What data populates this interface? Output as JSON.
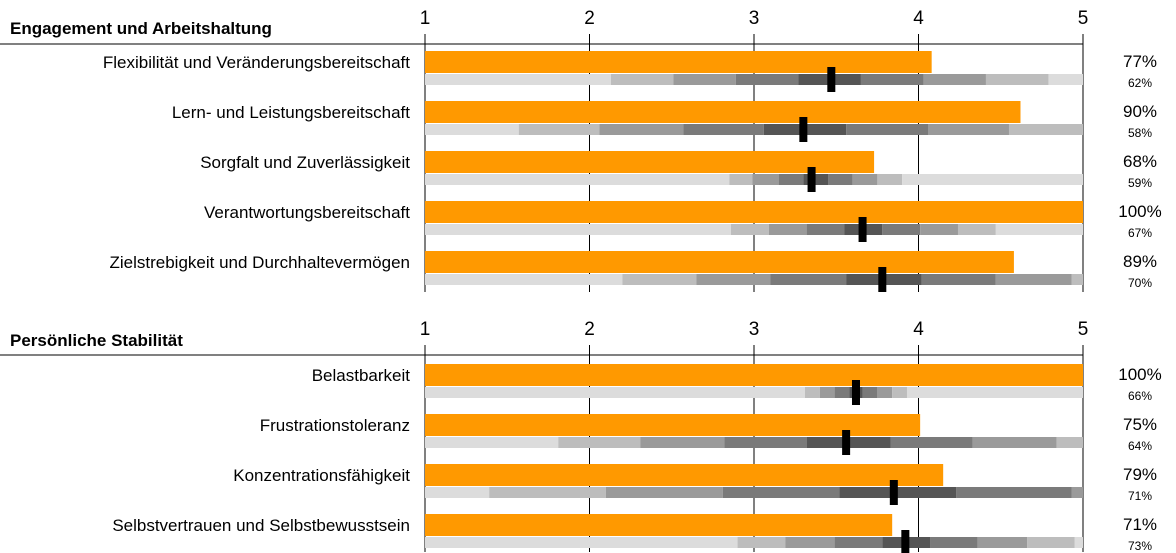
{
  "chart_data": {
    "type": "bar",
    "xlim": [
      1,
      5
    ],
    "ticks": [
      "1",
      "2",
      "3",
      "4",
      "5"
    ],
    "colors": {
      "bar": "#FF9900",
      "marker": "#000000",
      "band_scale": [
        "#DCDCDC",
        "#BDBDBD",
        "#9A9A9A",
        "#7A7A7A",
        "#555555"
      ]
    },
    "sections": [
      {
        "title": "Engagement und Arbeitshaltung",
        "rows": [
          {
            "label": "Flexibilität und Veränderungsbereitschaft",
            "value": 4.08,
            "marker": 3.47,
            "percent": "77%",
            "percent2": "62%",
            "bands": [
              [
                1.0,
                2.13,
                0
              ],
              [
                2.13,
                2.51,
                1
              ],
              [
                2.51,
                2.89,
                2
              ],
              [
                2.89,
                3.27,
                3
              ],
              [
                3.27,
                3.65,
                4
              ],
              [
                3.65,
                4.03,
                3
              ],
              [
                4.03,
                4.41,
                2
              ],
              [
                4.41,
                4.79,
                1
              ],
              [
                4.79,
                5.0,
                0
              ]
            ]
          },
          {
            "label": "Lern- und Leistungsbereitschaft",
            "value": 4.62,
            "marker": 3.3,
            "percent": "90%",
            "percent2": "58%",
            "bands": [
              [
                1.0,
                1.57,
                0
              ],
              [
                1.57,
                2.06,
                1
              ],
              [
                2.06,
                2.57,
                2
              ],
              [
                2.57,
                3.06,
                3
              ],
              [
                3.06,
                3.56,
                4
              ],
              [
                3.56,
                4.06,
                3
              ],
              [
                4.06,
                4.55,
                2
              ],
              [
                4.55,
                5.0,
                1
              ]
            ]
          },
          {
            "label": "Sorgfalt und Zuverlässigkeit",
            "value": 3.73,
            "marker": 3.35,
            "percent": "68%",
            "percent2": "59%",
            "bands": [
              [
                1.0,
                2.85,
                0
              ],
              [
                2.85,
                2.99,
                1
              ],
              [
                2.99,
                3.15,
                2
              ],
              [
                3.15,
                3.3,
                3
              ],
              [
                3.3,
                3.45,
                4
              ],
              [
                3.45,
                3.6,
                3
              ],
              [
                3.6,
                3.75,
                2
              ],
              [
                3.75,
                3.9,
                1
              ],
              [
                3.9,
                5.0,
                0
              ]
            ]
          },
          {
            "label": "Verantwortungsbereitschaft",
            "value": 5.0,
            "marker": 3.66,
            "percent": "100%",
            "percent2": "67%",
            "bands": [
              [
                1.0,
                2.86,
                0
              ],
              [
                2.86,
                3.09,
                1
              ],
              [
                3.09,
                3.32,
                2
              ],
              [
                3.32,
                3.55,
                3
              ],
              [
                3.55,
                3.78,
                4
              ],
              [
                3.78,
                4.01,
                3
              ],
              [
                4.01,
                4.24,
                2
              ],
              [
                4.24,
                4.47,
                1
              ],
              [
                4.47,
                5.0,
                0
              ]
            ]
          },
          {
            "label": "Zielstrebigkeit und Durchhaltevermögen",
            "value": 4.58,
            "marker": 3.78,
            "percent": "89%",
            "percent2": "70%",
            "bands": [
              [
                1.0,
                2.2,
                0
              ],
              [
                2.2,
                2.65,
                1
              ],
              [
                2.65,
                3.1,
                2
              ],
              [
                3.1,
                3.56,
                3
              ],
              [
                3.56,
                4.02,
                4
              ],
              [
                4.02,
                4.47,
                3
              ],
              [
                4.47,
                4.93,
                2
              ],
              [
                4.93,
                5.0,
                1
              ]
            ]
          }
        ]
      },
      {
        "title": "Persönliche Stabilität",
        "rows": [
          {
            "label": "Belastbarkeit",
            "value": 5.0,
            "marker": 3.62,
            "percent": "100%",
            "percent2": "66%",
            "bands": [
              [
                1.0,
                3.31,
                0
              ],
              [
                3.31,
                3.4,
                1
              ],
              [
                3.4,
                3.49,
                2
              ],
              [
                3.49,
                3.58,
                3
              ],
              [
                3.58,
                3.66,
                4
              ],
              [
                3.66,
                3.75,
                3
              ],
              [
                3.75,
                3.84,
                2
              ],
              [
                3.84,
                3.93,
                1
              ],
              [
                3.93,
                5.0,
                0
              ]
            ]
          },
          {
            "label": "Frustrationstoleranz",
            "value": 4.01,
            "marker": 3.56,
            "percent": "75%",
            "percent2": "64%",
            "bands": [
              [
                1.0,
                1.81,
                0
              ],
              [
                1.81,
                2.31,
                1
              ],
              [
                2.31,
                2.82,
                2
              ],
              [
                2.82,
                3.32,
                3
              ],
              [
                3.32,
                3.83,
                4
              ],
              [
                3.83,
                4.33,
                3
              ],
              [
                4.33,
                4.84,
                2
              ],
              [
                4.84,
                5.0,
                1
              ]
            ]
          },
          {
            "label": "Konzentrationsfähigkeit",
            "value": 4.15,
            "marker": 3.85,
            "percent": "79%",
            "percent2": "71%",
            "bands": [
              [
                1.0,
                1.39,
                0
              ],
              [
                1.39,
                2.1,
                1
              ],
              [
                2.1,
                2.81,
                2
              ],
              [
                2.81,
                3.52,
                3
              ],
              [
                3.52,
                4.23,
                4
              ],
              [
                4.23,
                4.93,
                3
              ],
              [
                4.93,
                5.0,
                2
              ]
            ]
          },
          {
            "label": "Selbstvertrauen und Selbstbewusstsein",
            "value": 3.84,
            "marker": 3.92,
            "percent": "71%",
            "percent2": "73%",
            "bands": [
              [
                1.0,
                2.9,
                0
              ],
              [
                2.9,
                3.19,
                1
              ],
              [
                3.19,
                3.49,
                2
              ],
              [
                3.49,
                3.78,
                3
              ],
              [
                3.78,
                4.07,
                4
              ],
              [
                4.07,
                4.36,
                3
              ],
              [
                4.36,
                4.66,
                2
              ],
              [
                4.66,
                4.95,
                1
              ],
              [
                4.95,
                5.0,
                0
              ]
            ]
          }
        ]
      }
    ]
  }
}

•••••

- _WHAT THE TASK ASKS_
Work out how many lines of the material above contain the word "title", then give only that figure.

- _THE COMPLETED TASK_
2